**Task description**.
Would you return all of this data exactly, leaving nothing out?

**Entries**.
----
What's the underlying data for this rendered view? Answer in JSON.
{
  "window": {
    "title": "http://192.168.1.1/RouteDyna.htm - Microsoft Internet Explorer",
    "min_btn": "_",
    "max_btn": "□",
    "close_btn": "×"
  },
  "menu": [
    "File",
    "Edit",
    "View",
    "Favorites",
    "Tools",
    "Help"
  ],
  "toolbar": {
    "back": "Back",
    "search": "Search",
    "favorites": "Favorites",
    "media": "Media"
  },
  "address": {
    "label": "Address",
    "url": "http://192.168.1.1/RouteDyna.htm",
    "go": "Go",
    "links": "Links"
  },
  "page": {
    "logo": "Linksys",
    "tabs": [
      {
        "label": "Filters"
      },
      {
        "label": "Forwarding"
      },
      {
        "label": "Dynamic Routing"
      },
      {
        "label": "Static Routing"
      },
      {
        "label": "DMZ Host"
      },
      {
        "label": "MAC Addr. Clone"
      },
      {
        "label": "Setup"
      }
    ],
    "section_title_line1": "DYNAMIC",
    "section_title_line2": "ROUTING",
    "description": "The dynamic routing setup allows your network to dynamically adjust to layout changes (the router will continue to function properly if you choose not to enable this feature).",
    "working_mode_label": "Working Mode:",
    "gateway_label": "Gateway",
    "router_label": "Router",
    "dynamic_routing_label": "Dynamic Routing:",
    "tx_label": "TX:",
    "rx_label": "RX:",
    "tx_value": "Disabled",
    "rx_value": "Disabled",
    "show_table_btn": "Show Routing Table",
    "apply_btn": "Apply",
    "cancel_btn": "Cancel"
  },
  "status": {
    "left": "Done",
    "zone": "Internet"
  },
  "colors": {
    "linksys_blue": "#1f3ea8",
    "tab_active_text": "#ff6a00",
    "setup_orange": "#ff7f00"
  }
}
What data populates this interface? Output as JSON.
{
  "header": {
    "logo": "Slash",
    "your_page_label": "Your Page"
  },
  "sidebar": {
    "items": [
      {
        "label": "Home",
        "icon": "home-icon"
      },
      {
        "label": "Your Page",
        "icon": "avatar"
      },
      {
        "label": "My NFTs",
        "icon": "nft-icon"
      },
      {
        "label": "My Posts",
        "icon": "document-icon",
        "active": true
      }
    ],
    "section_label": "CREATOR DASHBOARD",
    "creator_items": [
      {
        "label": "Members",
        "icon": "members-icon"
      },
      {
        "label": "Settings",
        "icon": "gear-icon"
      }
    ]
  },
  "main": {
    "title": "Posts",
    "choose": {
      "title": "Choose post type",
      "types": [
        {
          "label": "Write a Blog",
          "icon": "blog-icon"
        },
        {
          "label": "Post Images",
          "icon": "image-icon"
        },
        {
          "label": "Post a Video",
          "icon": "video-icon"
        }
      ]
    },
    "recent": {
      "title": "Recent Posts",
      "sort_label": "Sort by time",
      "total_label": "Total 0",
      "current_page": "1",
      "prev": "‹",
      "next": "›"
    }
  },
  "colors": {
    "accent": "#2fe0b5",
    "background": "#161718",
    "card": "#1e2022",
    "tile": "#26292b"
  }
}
----
**Answer**.
What's the underlying data for this rendered view? Answer in JSON.
{
  "window": {
    "title": "http://192.168.1.1/RouteDyna.htm - Microsoft Internet Explorer",
    "min_btn": "_",
    "max_btn": "□",
    "close_btn": "×"
  },
  "menu": [
    "File",
    "Edit",
    "View",
    "Favorites",
    "Tools",
    "Help"
  ],
  "toolbar": {
    "back": "Back",
    "search": "Search",
    "favorites": "Favorites",
    "media": "Media"
  },
  "address": {
    "label": "Address",
    "url": "http://192.168.1.1/RouteDyna.htm",
    "go": "Go",
    "links": "Links"
  },
  "page": {
    "logo": "Linksys",
    "tabs": [
      {
        "label": "Filters"
      },
      {
        "label": "Forwarding"
      },
      {
        "label": "Dynamic Routing"
      },
      {
        "label": "Static Routing"
      },
      {
        "label": "DMZ Host"
      },
      {
        "label": "MAC Addr. Clone"
      },
      {
        "label": "Setup"
      }
    ],
    "section_title_line1": "DYNAMIC",
    "section_title_line2": "ROUTING",
    "description": "The dynamic routing setup allows your network to dynamically adjust to layout changes (the router will continue to function properly if you choose not to enable this feature).",
    "working_mode_label": "Working Mode:",
    "gateway_label": "Gateway",
    "router_label": "Router",
    "dynamic_routing_label": "Dynamic Routing:",
    "tx_label": "TX:",
    "rx_label": "RX:",
    "tx_value": "Disabled",
    "rx_value": "Disabled",
    "show_table_btn": "Show Routing Table",
    "apply_btn": "Apply",
    "cancel_btn": "Cancel"
  },
  "status": {
    "left": "Done",
    "zone": "Internet"
  },
  "colors": {
    "linksys_blue": "#1f3ea8",
    "tab_active_text": "#ff6a00",
    "setup_orange": "#ff7f00"
  }
}
What data populates this interface? Output as JSON.
{
  "header": {
    "logo": "Slash",
    "your_page_label": "Your Page"
  },
  "sidebar": {
    "items": [
      {
        "label": "Home",
        "icon": "home-icon"
      },
      {
        "label": "Your Page",
        "icon": "avatar"
      },
      {
        "label": "My NFTs",
        "icon": "nft-icon"
      },
      {
        "label": "My Posts",
        "icon": "document-icon",
        "active": true
      }
    ],
    "section_label": "CREATOR DASHBOARD",
    "creator_items": [
      {
        "label": "Members",
        "icon": "members-icon"
      },
      {
        "label": "Settings",
        "icon": "gear-icon"
      }
    ]
  },
  "main": {
    "title": "Posts",
    "choose": {
      "title": "Choose post type",
      "types": [
        {
          "label": "Write a Blog",
          "icon": "blog-icon"
        },
        {
          "label": "Post Images",
          "icon": "image-icon"
        },
        {
          "label": "Post a Video",
          "icon": "video-icon"
        }
      ]
    },
    "recent": {
      "title": "Recent Posts",
      "sort_label": "Sort by time",
      "total_label": "Total 0",
      "current_page": "1",
      "prev": "‹",
      "next": "›"
    }
  },
  "colors": {
    "accent": "#2fe0b5",
    "background": "#161718",
    "card": "#1e2022",
    "tile": "#26292b"
  }
}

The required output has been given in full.